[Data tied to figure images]
☆ ☆ ☆ ☆ ☆ ☆ ☆
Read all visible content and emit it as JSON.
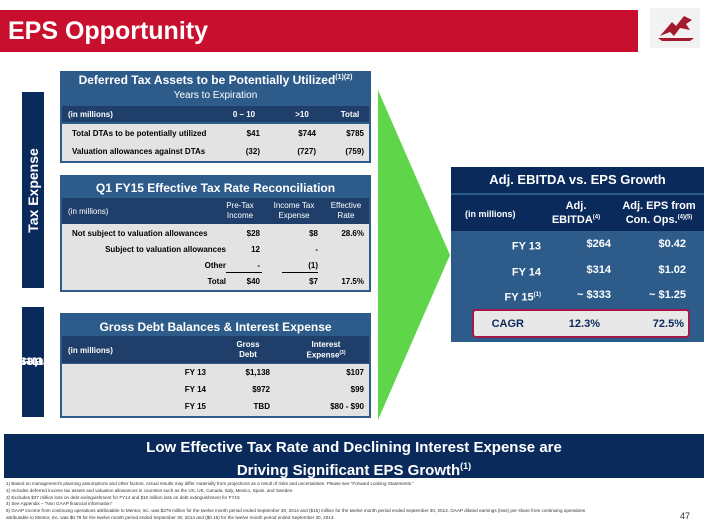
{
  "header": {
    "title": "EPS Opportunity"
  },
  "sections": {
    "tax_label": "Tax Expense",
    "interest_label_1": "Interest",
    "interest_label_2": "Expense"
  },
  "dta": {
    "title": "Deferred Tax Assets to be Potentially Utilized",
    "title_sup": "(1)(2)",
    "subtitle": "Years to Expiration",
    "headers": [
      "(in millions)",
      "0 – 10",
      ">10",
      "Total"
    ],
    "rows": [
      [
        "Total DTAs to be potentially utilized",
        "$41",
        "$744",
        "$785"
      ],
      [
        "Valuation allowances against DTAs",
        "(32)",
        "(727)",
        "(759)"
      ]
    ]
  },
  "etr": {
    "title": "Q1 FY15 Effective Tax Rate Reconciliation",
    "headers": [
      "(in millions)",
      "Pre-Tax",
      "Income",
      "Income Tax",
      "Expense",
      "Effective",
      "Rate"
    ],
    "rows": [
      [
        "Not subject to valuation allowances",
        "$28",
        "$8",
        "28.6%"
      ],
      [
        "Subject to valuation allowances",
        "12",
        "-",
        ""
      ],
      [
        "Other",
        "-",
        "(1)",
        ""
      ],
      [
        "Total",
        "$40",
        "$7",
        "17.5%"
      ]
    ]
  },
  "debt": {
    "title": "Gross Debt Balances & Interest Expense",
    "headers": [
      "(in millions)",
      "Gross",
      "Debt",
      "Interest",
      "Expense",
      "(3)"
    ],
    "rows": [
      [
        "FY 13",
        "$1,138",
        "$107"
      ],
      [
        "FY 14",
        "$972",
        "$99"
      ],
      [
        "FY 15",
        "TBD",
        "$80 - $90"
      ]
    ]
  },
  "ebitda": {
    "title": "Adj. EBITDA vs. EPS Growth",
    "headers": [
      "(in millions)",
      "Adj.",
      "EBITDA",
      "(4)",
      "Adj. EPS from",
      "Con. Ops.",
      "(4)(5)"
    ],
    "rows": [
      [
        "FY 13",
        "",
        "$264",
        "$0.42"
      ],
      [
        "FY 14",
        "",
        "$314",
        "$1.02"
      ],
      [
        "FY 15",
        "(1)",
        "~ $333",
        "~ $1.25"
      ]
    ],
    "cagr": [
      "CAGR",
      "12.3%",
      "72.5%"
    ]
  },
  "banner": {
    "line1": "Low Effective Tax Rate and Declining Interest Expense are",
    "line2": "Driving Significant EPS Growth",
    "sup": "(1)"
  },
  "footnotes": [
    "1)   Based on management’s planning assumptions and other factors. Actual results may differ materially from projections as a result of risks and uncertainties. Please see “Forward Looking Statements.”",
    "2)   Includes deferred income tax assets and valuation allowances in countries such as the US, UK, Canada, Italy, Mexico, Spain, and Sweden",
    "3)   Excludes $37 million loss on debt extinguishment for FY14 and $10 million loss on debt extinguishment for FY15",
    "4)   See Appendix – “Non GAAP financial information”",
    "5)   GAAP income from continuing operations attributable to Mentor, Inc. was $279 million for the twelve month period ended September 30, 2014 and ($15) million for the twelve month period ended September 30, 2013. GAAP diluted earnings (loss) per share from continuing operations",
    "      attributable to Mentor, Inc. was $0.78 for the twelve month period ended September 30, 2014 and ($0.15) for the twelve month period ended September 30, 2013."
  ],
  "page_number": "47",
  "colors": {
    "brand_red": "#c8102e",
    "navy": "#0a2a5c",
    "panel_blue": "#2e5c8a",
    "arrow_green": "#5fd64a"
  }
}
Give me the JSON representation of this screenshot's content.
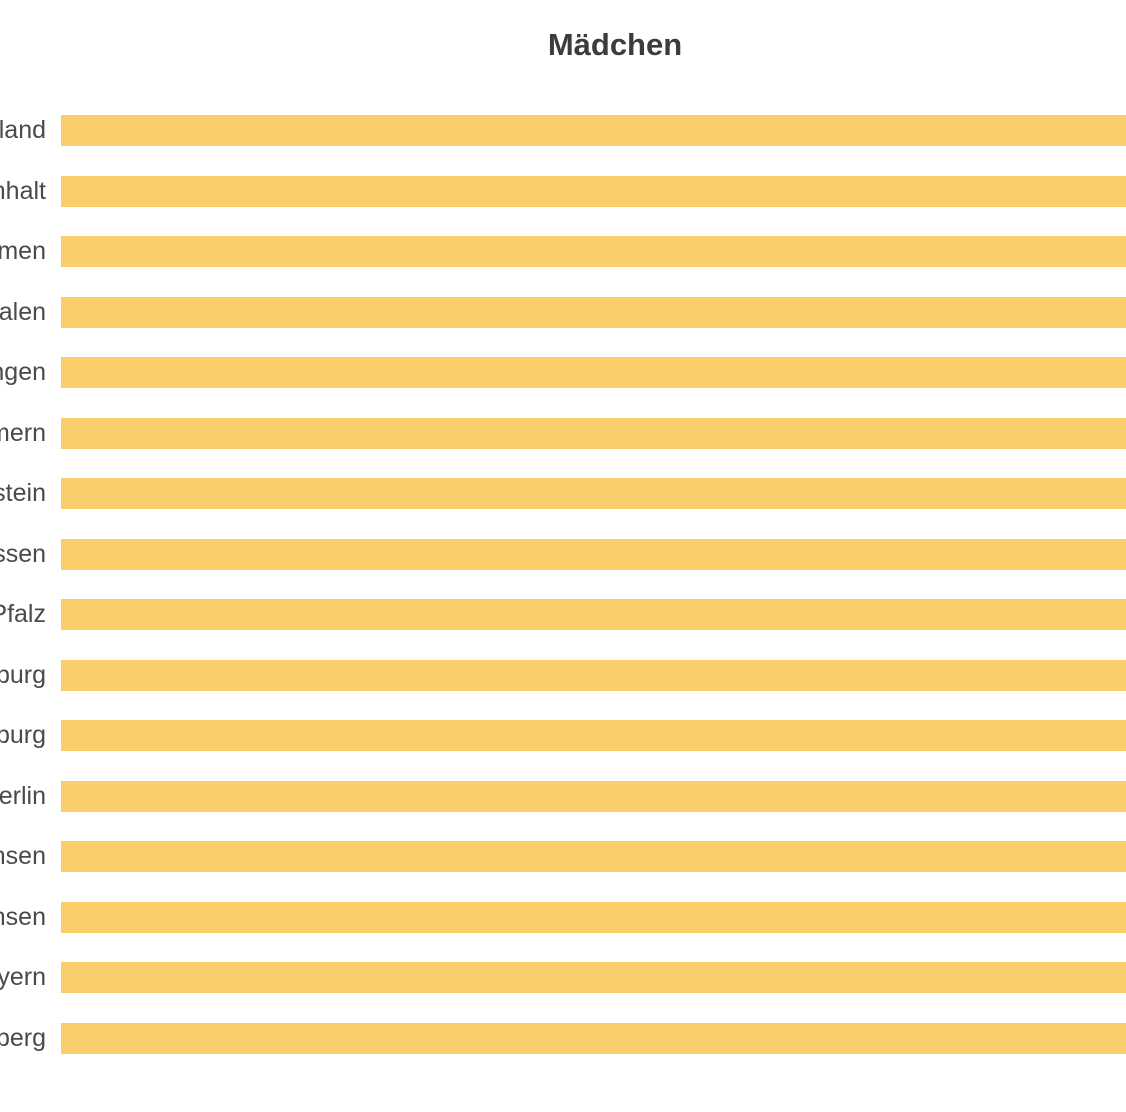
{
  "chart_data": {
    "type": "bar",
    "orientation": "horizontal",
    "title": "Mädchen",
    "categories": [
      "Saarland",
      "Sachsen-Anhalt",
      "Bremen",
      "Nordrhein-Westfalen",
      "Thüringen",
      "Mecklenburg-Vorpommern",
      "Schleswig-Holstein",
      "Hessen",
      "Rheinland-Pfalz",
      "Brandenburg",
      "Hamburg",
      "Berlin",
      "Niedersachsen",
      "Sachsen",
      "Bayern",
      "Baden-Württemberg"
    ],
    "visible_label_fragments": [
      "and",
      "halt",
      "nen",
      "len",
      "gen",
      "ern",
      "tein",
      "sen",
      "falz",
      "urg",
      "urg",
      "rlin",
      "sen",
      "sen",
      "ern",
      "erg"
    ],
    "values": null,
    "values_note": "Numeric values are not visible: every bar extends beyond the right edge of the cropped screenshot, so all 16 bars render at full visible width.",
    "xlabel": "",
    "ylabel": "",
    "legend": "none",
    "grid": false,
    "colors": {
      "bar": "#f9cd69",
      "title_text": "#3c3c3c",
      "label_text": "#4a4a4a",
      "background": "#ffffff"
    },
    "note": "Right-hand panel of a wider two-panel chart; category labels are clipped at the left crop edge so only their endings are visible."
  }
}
☆ ☆ ☆ ☆ ☆ ☆ ☆
_WHAT IS REQUIRED_
Quote in full the listing given above; the images are to be left out.

_SOLUTION TO THIS PROBLEM_
Read all visible content and emit it as JSON.
{
  "header": {
    "title": "EPS Opportunity"
  },
  "sections": {
    "tax_label": "Tax Expense",
    "interest_label_1": "Interest",
    "interest_label_2": "Expense"
  },
  "dta": {
    "title": "Deferred Tax Assets to be Potentially Utilized",
    "title_sup": "(1)(2)",
    "subtitle": "Years to Expiration",
    "headers": [
      "(in millions)",
      "0 – 10",
      ">10",
      "Total"
    ],
    "rows": [
      [
        "Total DTAs to be potentially utilized",
        "$41",
        "$744",
        "$785"
      ],
      [
        "Valuation allowances against DTAs",
        "(32)",
        "(727)",
        "(759)"
      ]
    ]
  },
  "etr": {
    "title": "Q1 FY15 Effective Tax Rate Reconciliation",
    "headers": [
      "(in millions)",
      "Pre-Tax",
      "Income",
      "Income Tax",
      "Expense",
      "Effective",
      "Rate"
    ],
    "rows": [
      [
        "Not subject to valuation allowances",
        "$28",
        "$8",
        "28.6%"
      ],
      [
        "Subject to valuation allowances",
        "12",
        "-",
        ""
      ],
      [
        "Other",
        "-",
        "(1)",
        ""
      ],
      [
        "Total",
        "$40",
        "$7",
        "17.5%"
      ]
    ]
  },
  "debt": {
    "title": "Gross Debt Balances & Interest Expense",
    "headers": [
      "(in millions)",
      "Gross",
      "Debt",
      "Interest",
      "Expense",
      "(3)"
    ],
    "rows": [
      [
        "FY 13",
        "$1,138",
        "$107"
      ],
      [
        "FY 14",
        "$972",
        "$99"
      ],
      [
        "FY 15",
        "TBD",
        "$80 - $90"
      ]
    ]
  },
  "ebitda": {
    "title": "Adj. EBITDA vs. EPS Growth",
    "headers": [
      "(in millions)",
      "Adj.",
      "EBITDA",
      "(4)",
      "Adj. EPS from",
      "Con. Ops.",
      "(4)(5)"
    ],
    "rows": [
      [
        "FY 13",
        "",
        "$264",
        "$0.42"
      ],
      [
        "FY 14",
        "",
        "$314",
        "$1.02"
      ],
      [
        "FY 15",
        "(1)",
        "~ $333",
        "~ $1.25"
      ]
    ],
    "cagr": [
      "CAGR",
      "12.3%",
      "72.5%"
    ]
  },
  "banner": {
    "line1": "Low Effective Tax Rate and Declining Interest Expense are",
    "line2": "Driving Significant EPS Growth",
    "sup": "(1)"
  },
  "footnotes": [
    "1)   Based on management’s planning assumptions and other factors. Actual results may differ materially from projections as a result of risks and uncertainties. Please see “Forward Looking Statements.”",
    "2)   Includes deferred income tax assets and valuation allowances in countries such as the US, UK, Canada, Italy, Mexico, Spain, and Sweden",
    "3)   Excludes $37 million loss on debt extinguishment for FY14 and $10 million loss on debt extinguishment for FY15",
    "4)   See Appendix – “Non GAAP financial information”",
    "5)   GAAP income from continuing operations attributable to Mentor, Inc. was $279 million for the twelve month period ended September 30, 2014 and ($15) million for the twelve month period ended September 30, 2013. GAAP diluted earnings (loss) per share from continuing operations",
    "      attributable to Mentor, Inc. was $0.78 for the twelve month period ended September 30, 2014 and ($0.15) for the twelve month period ended September 30, 2013."
  ],
  "page_number": "47",
  "colors": {
    "brand_red": "#c8102e",
    "navy": "#0a2a5c",
    "panel_blue": "#2e5c8a",
    "arrow_green": "#5fd64a"
  }
}
Give me the JSON representation of this screenshot's content.
{
  "chart_data": {
    "type": "bar",
    "orientation": "horizontal",
    "title": "Mädchen",
    "categories": [
      "Saarland",
      "Sachsen-Anhalt",
      "Bremen",
      "Nordrhein-Westfalen",
      "Thüringen",
      "Mecklenburg-Vorpommern",
      "Schleswig-Holstein",
      "Hessen",
      "Rheinland-Pfalz",
      "Brandenburg",
      "Hamburg",
      "Berlin",
      "Niedersachsen",
      "Sachsen",
      "Bayern",
      "Baden-Württemberg"
    ],
    "visible_label_fragments": [
      "and",
      "halt",
      "nen",
      "len",
      "gen",
      "ern",
      "tein",
      "sen",
      "falz",
      "urg",
      "urg",
      "rlin",
      "sen",
      "sen",
      "ern",
      "erg"
    ],
    "values": null,
    "values_note": "Numeric values are not visible: every bar extends beyond the right edge of the cropped screenshot, so all 16 bars render at full visible width.",
    "xlabel": "",
    "ylabel": "",
    "legend": "none",
    "grid": false,
    "colors": {
      "bar": "#f9cd69",
      "title_text": "#3c3c3c",
      "label_text": "#4a4a4a",
      "background": "#ffffff"
    },
    "note": "Right-hand panel of a wider two-panel chart; category labels are clipped at the left crop edge so only their endings are visible."
  }
}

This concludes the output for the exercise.